(Records from a collection of figures)
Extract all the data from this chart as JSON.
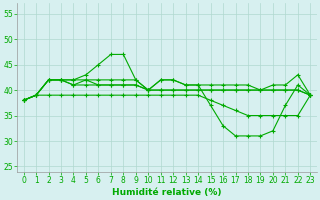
{
  "xlabel": "Humidité relative (%)",
  "background_color": "#d7f0f0",
  "grid_color": "#b0d8d0",
  "line_color": "#00aa00",
  "xlim": [
    -0.5,
    23.5
  ],
  "ylim": [
    24,
    57
  ],
  "yticks": [
    25,
    30,
    35,
    40,
    45,
    50,
    55
  ],
  "xticks": [
    0,
    1,
    2,
    3,
    4,
    5,
    6,
    7,
    8,
    9,
    10,
    11,
    12,
    13,
    14,
    15,
    16,
    17,
    18,
    19,
    20,
    21,
    22,
    23
  ],
  "series": [
    [
      38,
      39,
      42,
      42,
      42,
      43,
      45,
      47,
      47,
      42,
      40,
      42,
      42,
      41,
      41,
      41,
      41,
      41,
      41,
      40,
      41,
      41,
      43,
      39
    ],
    [
      38,
      39,
      42,
      42,
      42,
      42,
      42,
      42,
      42,
      42,
      40,
      42,
      42,
      41,
      41,
      37,
      33,
      31,
      31,
      31,
      32,
      37,
      41,
      39
    ],
    [
      38,
      39,
      42,
      42,
      41,
      42,
      41,
      41,
      41,
      41,
      40,
      40,
      40,
      40,
      40,
      40,
      40,
      40,
      40,
      40,
      40,
      40,
      40,
      39
    ],
    [
      38,
      39,
      42,
      42,
      41,
      41,
      41,
      41,
      41,
      41,
      40,
      40,
      40,
      40,
      40,
      40,
      40,
      40,
      40,
      40,
      40,
      40,
      40,
      39
    ],
    [
      38,
      39,
      39,
      39,
      39,
      39,
      39,
      39,
      39,
      39,
      39,
      39,
      39,
      39,
      39,
      38,
      37,
      36,
      35,
      35,
      35,
      35,
      35,
      39
    ]
  ]
}
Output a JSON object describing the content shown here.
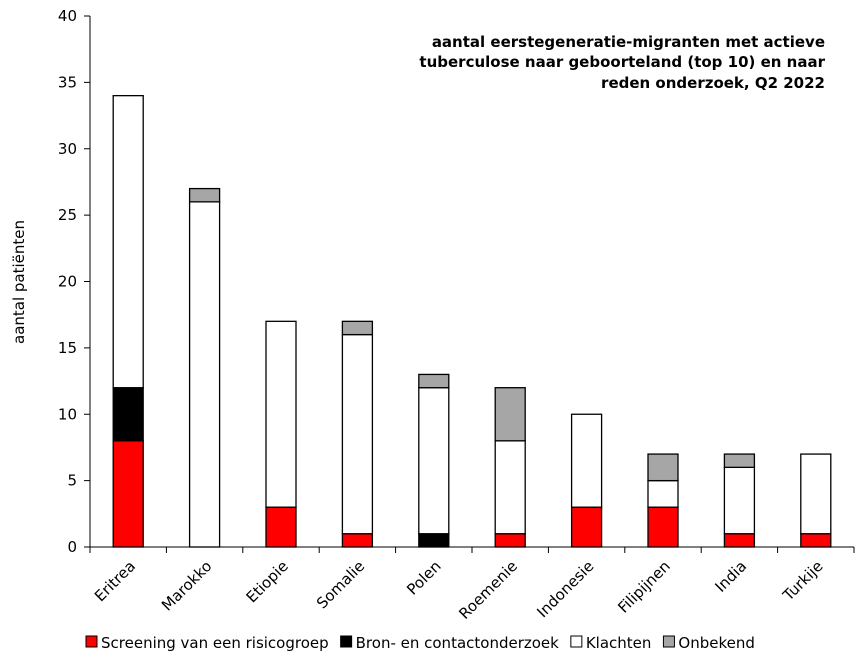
{
  "chart_data": {
    "type": "bar",
    "stacked": true,
    "title_lines": [
      "aantal eerstegeneratie-migranten met actieve",
      "tuberculose naar geboorteland (top 10) en naar",
      "reden onderzoek, Q2 2022"
    ],
    "ylabel": "aantal patiënten",
    "xlabel": "",
    "ylim": [
      0,
      40
    ],
    "yticks": [
      0,
      5,
      10,
      15,
      20,
      25,
      30,
      35,
      40
    ],
    "grid": false,
    "legend_position": "bottom",
    "categories": [
      "Eritrea",
      "Marokko",
      "Etiopie",
      "Somalie",
      "Polen",
      "Roemenie",
      "Indonesie",
      "Filipijnen",
      "India",
      "Turkije"
    ],
    "series": [
      {
        "name": "Screening van een risicogroep",
        "color": "#ff0000",
        "values": [
          8,
          0,
          3,
          1,
          0,
          1,
          3,
          3,
          1,
          1
        ]
      },
      {
        "name": "Bron- en contactonderzoek",
        "color": "#000000",
        "values": [
          4,
          0,
          0,
          0,
          1,
          0,
          0,
          0,
          0,
          0
        ]
      },
      {
        "name": "Klachten",
        "color": "#ffffff",
        "values": [
          22,
          26,
          14,
          15,
          11,
          7,
          7,
          2,
          5,
          6
        ]
      },
      {
        "name": "Onbekend",
        "color": "#a6a6a6",
        "values": [
          0,
          1,
          0,
          1,
          1,
          4,
          0,
          2,
          1,
          0
        ]
      }
    ]
  }
}
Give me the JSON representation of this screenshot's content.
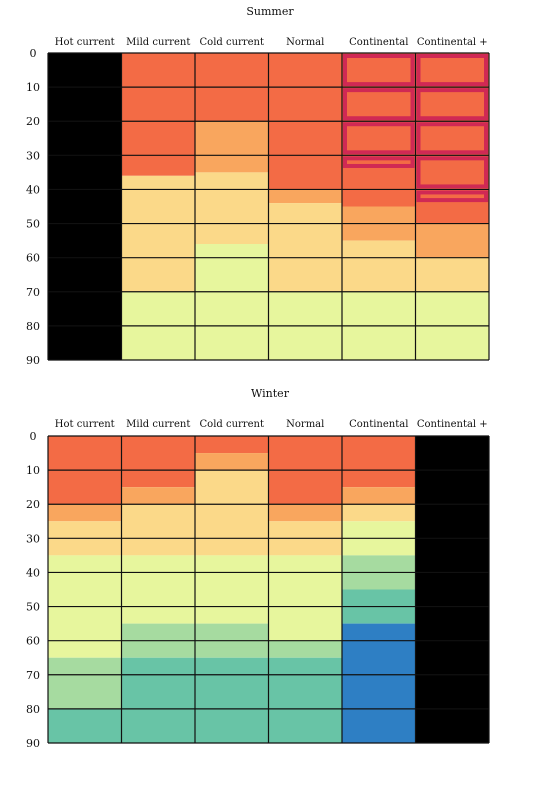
{
  "chart_data": [
    {
      "type": "heatmap",
      "title": "Summer",
      "columns": [
        "Hot current",
        "Mild current",
        "Cold current",
        "Normal",
        "Continental",
        "Continental +"
      ],
      "y_ticks": [
        0,
        10,
        20,
        30,
        40,
        50,
        60,
        70,
        80,
        90
      ],
      "ylim": [
        0,
        90
      ],
      "cell_rows": 9,
      "palette": {
        "black": "#000000",
        "red": "#F36B45",
        "orange": "#F9A65E",
        "yellow": "#FBD989",
        "lightyellow": "#E7F69D",
        "green": "#A6DBA0",
        "teal": "#68C4A6",
        "blue": "#2E7FC4",
        "highlight": "#CC2255"
      },
      "segments": [
        [
          [
            0,
            90,
            "black"
          ]
        ],
        [
          [
            0,
            36,
            "red"
          ],
          [
            36,
            90,
            "yellow"
          ],
          [
            70,
            90,
            "lightyellow"
          ]
        ],
        [
          [
            0,
            20,
            "red"
          ],
          [
            20,
            30,
            "orange"
          ],
          [
            30,
            35,
            "orange"
          ],
          [
            35,
            40,
            "yellow"
          ],
          [
            40,
            56,
            "yellow"
          ],
          [
            56,
            90,
            "lightyellow"
          ]
        ],
        [
          [
            0,
            40,
            "red"
          ],
          [
            40,
            44,
            "orange"
          ],
          [
            44,
            70,
            "yellow"
          ],
          [
            70,
            90,
            "lightyellow"
          ]
        ],
        [
          [
            0,
            40,
            "red"
          ],
          [
            40,
            45,
            "red"
          ],
          [
            45,
            50,
            "orange"
          ],
          [
            50,
            55,
            "orange"
          ],
          [
            55,
            60,
            "yellow"
          ],
          [
            60,
            70,
            "yellow"
          ],
          [
            70,
            90,
            "lightyellow"
          ]
        ],
        [
          [
            0,
            50,
            "red"
          ],
          [
            50,
            60,
            "orange"
          ],
          [
            60,
            70,
            "yellow"
          ],
          [
            70,
            90,
            "lightyellow"
          ]
        ]
      ],
      "highlights": [
        [
          4,
          0,
          10
        ],
        [
          4,
          10,
          20
        ],
        [
          4,
          20,
          30
        ],
        [
          4,
          30,
          34
        ],
        [
          5,
          0,
          10
        ],
        [
          5,
          10,
          20
        ],
        [
          5,
          20,
          30
        ],
        [
          5,
          30,
          40
        ],
        [
          5,
          40,
          44
        ]
      ]
    },
    {
      "type": "heatmap",
      "title": "Winter",
      "columns": [
        "Hot current",
        "Mild current",
        "Cold current",
        "Normal",
        "Continental",
        "Continental +"
      ],
      "y_ticks": [
        0,
        10,
        20,
        30,
        40,
        50,
        60,
        70,
        80,
        90
      ],
      "ylim": [
        0,
        90
      ],
      "cell_rows": 9,
      "palette": {
        "black": "#000000",
        "red": "#F36B45",
        "orange": "#F9A65E",
        "yellow": "#FBD989",
        "lightyellow": "#E7F69D",
        "green": "#A6DBA0",
        "teal": "#68C4A6",
        "blue": "#2E7FC4"
      },
      "segments": [
        [
          [
            0,
            20,
            "red"
          ],
          [
            20,
            25,
            "orange"
          ],
          [
            25,
            35,
            "yellow"
          ],
          [
            35,
            65,
            "lightyellow"
          ],
          [
            65,
            80,
            "green"
          ],
          [
            80,
            90,
            "teal"
          ]
        ],
        [
          [
            0,
            15,
            "red"
          ],
          [
            15,
            20,
            "orange"
          ],
          [
            20,
            35,
            "yellow"
          ],
          [
            35,
            55,
            "lightyellow"
          ],
          [
            55,
            60,
            "green"
          ],
          [
            60,
            65,
            "green"
          ],
          [
            65,
            90,
            "teal"
          ]
        ],
        [
          [
            0,
            5,
            "red"
          ],
          [
            5,
            10,
            "orange"
          ],
          [
            10,
            35,
            "yellow"
          ],
          [
            35,
            55,
            "lightyellow"
          ],
          [
            55,
            62,
            "green"
          ],
          [
            62,
            65,
            "green"
          ],
          [
            65,
            90,
            "teal"
          ]
        ],
        [
          [
            0,
            20,
            "red"
          ],
          [
            20,
            25,
            "orange"
          ],
          [
            25,
            35,
            "yellow"
          ],
          [
            35,
            60,
            "lightyellow"
          ],
          [
            60,
            65,
            "green"
          ],
          [
            65,
            90,
            "teal"
          ]
        ],
        [
          [
            0,
            15,
            "red"
          ],
          [
            15,
            20,
            "orange"
          ],
          [
            20,
            25,
            "yellow"
          ],
          [
            25,
            35,
            "lightyellow"
          ],
          [
            35,
            40,
            "green"
          ],
          [
            40,
            45,
            "green"
          ],
          [
            45,
            50,
            "teal"
          ],
          [
            50,
            55,
            "teal"
          ],
          [
            55,
            90,
            "blue"
          ]
        ],
        [
          [
            0,
            90,
            "black"
          ]
        ]
      ],
      "highlights": []
    }
  ]
}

* Directive *
Return every line in the listing that contains the word "this".

* Task solution *
Extract all the data from this chart as JSON.
Give me the JSON representation of this screenshot's content.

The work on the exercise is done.